• Brief:
Scan the entries below for the word "较方案设计减少了". Copy each line that has it.

(Saved entries)

----------

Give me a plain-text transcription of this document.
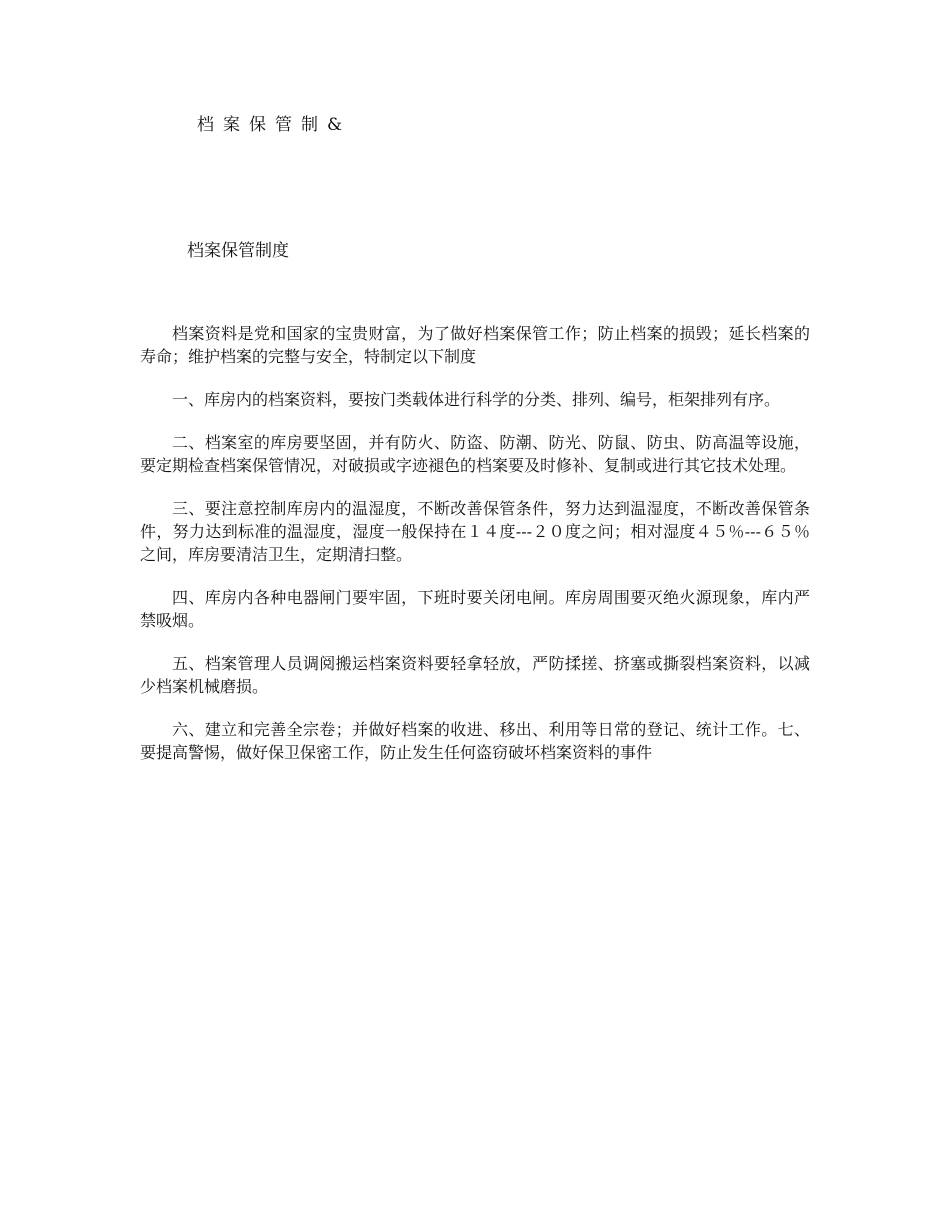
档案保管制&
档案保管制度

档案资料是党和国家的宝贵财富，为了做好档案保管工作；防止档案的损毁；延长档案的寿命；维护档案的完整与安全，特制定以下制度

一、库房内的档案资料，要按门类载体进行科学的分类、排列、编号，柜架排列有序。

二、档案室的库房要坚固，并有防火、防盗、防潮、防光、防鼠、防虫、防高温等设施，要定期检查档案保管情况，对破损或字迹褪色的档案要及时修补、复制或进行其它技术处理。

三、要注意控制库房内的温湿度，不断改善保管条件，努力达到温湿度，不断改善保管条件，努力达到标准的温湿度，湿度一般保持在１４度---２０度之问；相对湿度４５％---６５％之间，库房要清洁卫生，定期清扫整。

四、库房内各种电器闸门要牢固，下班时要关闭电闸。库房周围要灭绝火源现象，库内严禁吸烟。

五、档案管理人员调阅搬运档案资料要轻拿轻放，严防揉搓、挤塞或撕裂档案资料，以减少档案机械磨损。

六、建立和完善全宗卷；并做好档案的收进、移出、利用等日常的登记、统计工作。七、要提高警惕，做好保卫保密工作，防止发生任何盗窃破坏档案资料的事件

----------

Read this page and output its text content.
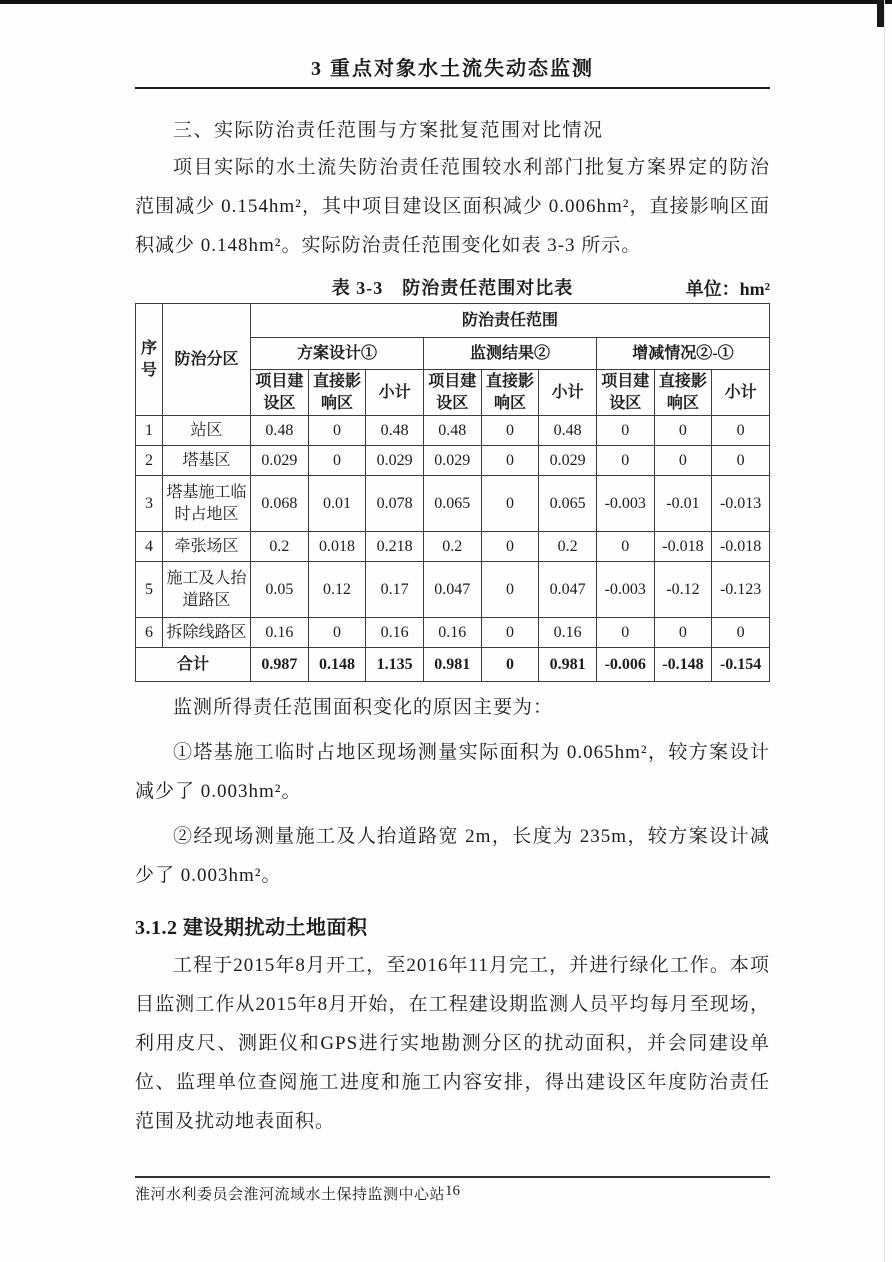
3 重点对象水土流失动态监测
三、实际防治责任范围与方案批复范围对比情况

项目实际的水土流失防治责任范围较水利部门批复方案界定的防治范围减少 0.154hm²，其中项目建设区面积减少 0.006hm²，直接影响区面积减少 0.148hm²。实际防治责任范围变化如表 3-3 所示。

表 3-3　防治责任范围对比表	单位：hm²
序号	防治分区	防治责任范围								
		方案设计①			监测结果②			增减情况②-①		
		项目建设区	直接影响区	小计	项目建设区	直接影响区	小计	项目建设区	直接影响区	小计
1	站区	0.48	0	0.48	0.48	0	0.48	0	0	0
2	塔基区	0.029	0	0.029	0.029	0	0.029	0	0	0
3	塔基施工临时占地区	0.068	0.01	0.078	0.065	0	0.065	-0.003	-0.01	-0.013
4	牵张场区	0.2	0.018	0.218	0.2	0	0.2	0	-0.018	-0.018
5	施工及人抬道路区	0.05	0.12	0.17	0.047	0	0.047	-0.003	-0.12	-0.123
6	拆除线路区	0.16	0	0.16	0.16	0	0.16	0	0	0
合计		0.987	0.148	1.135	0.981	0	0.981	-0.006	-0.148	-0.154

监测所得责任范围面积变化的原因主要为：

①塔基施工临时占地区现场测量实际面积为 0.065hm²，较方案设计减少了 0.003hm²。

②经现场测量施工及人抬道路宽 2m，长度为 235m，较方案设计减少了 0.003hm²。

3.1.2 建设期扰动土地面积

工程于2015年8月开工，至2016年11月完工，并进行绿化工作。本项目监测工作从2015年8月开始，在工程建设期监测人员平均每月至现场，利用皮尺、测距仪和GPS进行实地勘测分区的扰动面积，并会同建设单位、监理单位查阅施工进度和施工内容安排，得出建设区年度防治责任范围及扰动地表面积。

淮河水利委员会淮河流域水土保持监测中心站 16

----------

• Result of the task:
①塔基施工临时占地区现场测量实际面积为 0.065hm²，较方案设计减少了 0.003hm²。
②经现场测量施工及人抬道路宽 2m，长度为 235m，较方案设计减少了 0.003hm²。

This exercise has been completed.